WORK INSTRUCTION 1: Translate this sentence from the text on Australian and Qatari LNG exports into Spanish: "However, given the narrow difference between the projected exports of the two nations, Australia overtaking Qatar is not a certainty," the Office of the Chief Economist said in its latest Resources and Energy Quarterly report.
WORK INSTRUCTION 2: Duplicate everything in the LNG exports text from "Australia vs Qatar" down to "15% below capacity.".
WORK INSTRUCTION 3: Pick up the text on Australian and Qatari LNG exports after its final sentence and continue it.

GIVEN TEXT:
----------------------------------------
Australia vs Qatar LNG Exports

Qatar’s LNG export capacity is the highest in the world at 77 million mt/year, and the combined nameplate capacity of Australia’s 10 LNG projects put together is 88 million mt/year. The problem is that while Qatar consistently reaches full capacity, and sometime exceeds it, Australia’s projects consistently run up to 15% below capacity.

In fiscal year (June-July) 2017–2018, Australia exported 62 million mt of LNG as the last of its projects were ramping up. The government currently forecasts LNG exports to hit the 77 million mt/year mark in fiscal year 2019–2020, close enough to beat Qatar. But even Australia has its doubts.

“However, given the narrow difference between the projected exports of the two nations, Australia overtaking Qatar is not a certainty,” the Office of the Chief Economist said in its latest Resources and Energy Quarterly report.

Australia’s LNG exports will peak in 2020 at 79.4 million mt, but still remain below Qatar’s production of around 80.7 million mt on an annual basis, according to data from S&P Global Platts Analytics. After that Qatar’s goes into expansion mode to reach its 100 mtpa target by 2020.
----------------------------------------
MATERIAL SUPPLIED:
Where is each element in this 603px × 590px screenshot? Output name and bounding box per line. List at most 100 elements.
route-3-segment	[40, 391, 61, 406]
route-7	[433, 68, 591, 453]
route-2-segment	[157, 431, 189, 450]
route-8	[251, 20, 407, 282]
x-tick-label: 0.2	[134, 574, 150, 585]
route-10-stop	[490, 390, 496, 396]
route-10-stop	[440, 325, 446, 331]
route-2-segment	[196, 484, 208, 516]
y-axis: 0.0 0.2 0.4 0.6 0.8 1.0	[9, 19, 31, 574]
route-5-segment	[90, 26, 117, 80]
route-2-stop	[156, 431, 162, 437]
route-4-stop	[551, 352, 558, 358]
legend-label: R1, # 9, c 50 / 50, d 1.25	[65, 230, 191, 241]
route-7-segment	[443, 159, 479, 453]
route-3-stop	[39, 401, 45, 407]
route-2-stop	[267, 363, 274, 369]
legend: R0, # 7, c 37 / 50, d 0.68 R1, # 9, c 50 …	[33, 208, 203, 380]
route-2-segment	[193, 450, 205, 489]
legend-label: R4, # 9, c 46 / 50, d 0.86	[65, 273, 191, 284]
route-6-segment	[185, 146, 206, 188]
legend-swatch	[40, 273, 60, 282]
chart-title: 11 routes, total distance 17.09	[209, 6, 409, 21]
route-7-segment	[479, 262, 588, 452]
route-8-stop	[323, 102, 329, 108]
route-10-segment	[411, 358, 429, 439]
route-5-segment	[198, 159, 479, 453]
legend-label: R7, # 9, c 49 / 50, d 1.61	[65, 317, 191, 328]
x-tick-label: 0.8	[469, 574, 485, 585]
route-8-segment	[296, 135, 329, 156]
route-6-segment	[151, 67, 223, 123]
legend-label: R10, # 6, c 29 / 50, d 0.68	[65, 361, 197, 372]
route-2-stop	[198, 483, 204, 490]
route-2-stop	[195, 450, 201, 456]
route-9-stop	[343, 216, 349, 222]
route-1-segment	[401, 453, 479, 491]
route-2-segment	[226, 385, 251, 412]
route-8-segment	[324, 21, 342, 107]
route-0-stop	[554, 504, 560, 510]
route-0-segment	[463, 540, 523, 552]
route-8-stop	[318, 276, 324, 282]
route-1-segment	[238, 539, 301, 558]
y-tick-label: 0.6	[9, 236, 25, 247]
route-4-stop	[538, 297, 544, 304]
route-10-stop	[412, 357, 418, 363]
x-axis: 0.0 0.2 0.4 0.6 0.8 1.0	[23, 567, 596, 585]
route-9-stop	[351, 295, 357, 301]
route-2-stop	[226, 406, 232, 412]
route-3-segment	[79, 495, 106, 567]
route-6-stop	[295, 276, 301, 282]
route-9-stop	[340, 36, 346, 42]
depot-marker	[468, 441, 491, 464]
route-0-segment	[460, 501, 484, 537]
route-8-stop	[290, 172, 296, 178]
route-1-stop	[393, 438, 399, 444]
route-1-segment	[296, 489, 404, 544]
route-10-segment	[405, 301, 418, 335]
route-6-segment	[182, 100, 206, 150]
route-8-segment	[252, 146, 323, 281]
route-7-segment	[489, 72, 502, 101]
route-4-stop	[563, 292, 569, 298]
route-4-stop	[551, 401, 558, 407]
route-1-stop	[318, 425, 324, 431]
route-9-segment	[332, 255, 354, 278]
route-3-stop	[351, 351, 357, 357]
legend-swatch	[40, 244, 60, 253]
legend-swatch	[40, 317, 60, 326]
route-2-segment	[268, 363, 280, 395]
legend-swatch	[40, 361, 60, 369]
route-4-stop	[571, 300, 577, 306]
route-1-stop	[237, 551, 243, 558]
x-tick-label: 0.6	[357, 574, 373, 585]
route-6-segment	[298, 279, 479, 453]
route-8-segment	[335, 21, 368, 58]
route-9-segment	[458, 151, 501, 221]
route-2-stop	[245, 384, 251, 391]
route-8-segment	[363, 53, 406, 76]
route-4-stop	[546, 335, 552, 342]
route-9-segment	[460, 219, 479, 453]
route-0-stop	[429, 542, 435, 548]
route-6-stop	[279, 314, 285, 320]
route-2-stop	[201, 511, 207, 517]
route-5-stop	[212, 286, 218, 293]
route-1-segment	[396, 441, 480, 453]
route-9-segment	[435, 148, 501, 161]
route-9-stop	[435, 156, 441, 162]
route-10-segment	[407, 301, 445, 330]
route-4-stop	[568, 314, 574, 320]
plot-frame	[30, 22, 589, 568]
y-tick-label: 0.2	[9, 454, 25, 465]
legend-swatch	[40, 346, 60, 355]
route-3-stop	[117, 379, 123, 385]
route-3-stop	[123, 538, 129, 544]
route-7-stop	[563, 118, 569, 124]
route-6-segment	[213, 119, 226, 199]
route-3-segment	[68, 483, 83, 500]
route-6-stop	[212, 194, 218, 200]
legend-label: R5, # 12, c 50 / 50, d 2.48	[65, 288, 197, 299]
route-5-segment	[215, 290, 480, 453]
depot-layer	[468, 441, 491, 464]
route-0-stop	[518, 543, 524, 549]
----------------------------------------
RESULT 1: «Sin embargo, dada la estrecha diferencia entre las exportaciones proyectadas de las dos naciones, que Australia supere a Catar no es una certeza», afirmó la Oficina del Economista Jefe en su más reciente informe Resources and Energy Quarterly.

RESULT 2:
Australia vs Qatar LNG Exports

Qatar’s LNG export capacity is the highest in the world at 77 million mt/year, and the combined nameplate capacity of Australia’s 10 LNG projects put together is 88 million mt/year. The problem is that while Qatar consistently reaches full capacity, and sometime exceeds it, Australia’s projects consistently run up to 15% below capacity.

RESULT 3:
Several factors have contributed to Australia’s lesser-than-expected LNG exports.

Much of the shortfall is from Gladstone on the east coast, that’s home to three LNG projects — Origin-ConocoPhillips’ Australia Pacific LNG, Shell’s Queensland Curtis LNG and Santos-led Gladstone LNG.

They exported 20.4 million mt of LNG in 2017 representing capacity utilization of 81%, with APLNG operating at 96% capacity, QCLNG at 78% and GLNG at 67%, according to Adelaide-based consultancy EnergyQuest.

These projects in Queensland state, based on onshore Coal Bed Methane or CBM gas, have been controversial for several reasons.

Conventional LNG projects are sanctioned on Proven or 1P reserves with 90% recoverability, but the Queensland projects were sanctioned on Proved Plus Probable or 2P reserves with 50% recoverability, according to EnergyQuest’s chief executive Graeme Bethune’s paper at the World Gas Conference 2018.

This was one of the first mistakes.

Bethune said two of the projects, QCLNG and APLNG, had sufficient CBM reserves at the 2P level, but GLNG barely had enough 2P reserves for one train in a two-train project.

But since a single train was not commercially viable, the two-train project went ahead with plans to source gas from domestic market conventional gas reserves like the Cooper basin and other CBM projects, including acreage in neighboring New South Wales, he said.

“The LNG industry in Eastern Australia is fundamentally weak because its elements were developed in the wrong order,” according to a 2017 study by the Institute for Energy Economics and Financial Analysis.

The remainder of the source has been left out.